◆ **To do**
Search the listing below for the word "right" and copy each line that holds it.

[Rows from a dataset]
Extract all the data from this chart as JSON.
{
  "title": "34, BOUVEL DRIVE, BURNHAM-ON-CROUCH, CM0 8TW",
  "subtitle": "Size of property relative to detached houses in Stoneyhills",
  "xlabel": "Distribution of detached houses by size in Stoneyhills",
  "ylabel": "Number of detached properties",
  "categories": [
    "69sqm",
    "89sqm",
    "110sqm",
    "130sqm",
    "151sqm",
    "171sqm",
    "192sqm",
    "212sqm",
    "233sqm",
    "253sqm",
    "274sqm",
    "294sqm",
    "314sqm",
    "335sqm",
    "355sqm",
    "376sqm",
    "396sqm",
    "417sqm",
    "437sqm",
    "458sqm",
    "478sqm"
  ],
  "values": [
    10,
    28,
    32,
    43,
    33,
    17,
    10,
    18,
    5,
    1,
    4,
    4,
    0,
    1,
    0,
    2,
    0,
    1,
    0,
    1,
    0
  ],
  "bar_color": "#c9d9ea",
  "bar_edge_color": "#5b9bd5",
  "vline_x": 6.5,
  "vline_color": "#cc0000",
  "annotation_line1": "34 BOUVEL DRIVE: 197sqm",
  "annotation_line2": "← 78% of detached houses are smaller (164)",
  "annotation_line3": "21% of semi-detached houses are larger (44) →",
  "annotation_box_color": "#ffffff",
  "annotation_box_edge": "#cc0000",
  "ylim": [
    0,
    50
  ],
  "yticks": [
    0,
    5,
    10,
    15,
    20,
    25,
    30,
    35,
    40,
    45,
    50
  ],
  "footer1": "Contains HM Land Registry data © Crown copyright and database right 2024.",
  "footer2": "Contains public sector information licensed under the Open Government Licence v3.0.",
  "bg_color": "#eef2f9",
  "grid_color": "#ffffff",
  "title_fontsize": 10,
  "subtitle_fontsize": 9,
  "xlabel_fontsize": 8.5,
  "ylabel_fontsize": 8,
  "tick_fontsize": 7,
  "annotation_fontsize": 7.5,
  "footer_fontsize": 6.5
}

--

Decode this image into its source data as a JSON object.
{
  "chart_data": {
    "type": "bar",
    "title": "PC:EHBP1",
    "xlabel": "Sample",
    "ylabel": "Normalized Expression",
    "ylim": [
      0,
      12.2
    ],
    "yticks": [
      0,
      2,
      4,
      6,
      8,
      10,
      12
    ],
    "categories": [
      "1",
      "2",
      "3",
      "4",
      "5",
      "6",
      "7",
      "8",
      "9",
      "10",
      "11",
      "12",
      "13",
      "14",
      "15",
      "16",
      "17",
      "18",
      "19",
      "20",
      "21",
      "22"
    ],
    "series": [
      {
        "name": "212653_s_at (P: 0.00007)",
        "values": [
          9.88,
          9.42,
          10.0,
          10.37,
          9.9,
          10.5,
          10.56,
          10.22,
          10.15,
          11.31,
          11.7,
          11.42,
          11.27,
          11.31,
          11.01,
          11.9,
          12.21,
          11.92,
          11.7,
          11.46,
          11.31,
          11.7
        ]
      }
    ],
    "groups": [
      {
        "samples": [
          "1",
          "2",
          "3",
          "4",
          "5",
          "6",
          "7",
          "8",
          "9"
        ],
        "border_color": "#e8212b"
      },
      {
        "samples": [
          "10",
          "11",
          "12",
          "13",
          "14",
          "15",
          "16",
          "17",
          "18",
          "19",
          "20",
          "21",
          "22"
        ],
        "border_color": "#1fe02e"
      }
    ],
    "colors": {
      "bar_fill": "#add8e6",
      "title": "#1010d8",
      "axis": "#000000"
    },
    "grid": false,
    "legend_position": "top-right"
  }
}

◆ **The result**
  "footer1": "Contains HM Land Registry data © Crown copyright and database right 2024.",
    "legend_position": "top-right"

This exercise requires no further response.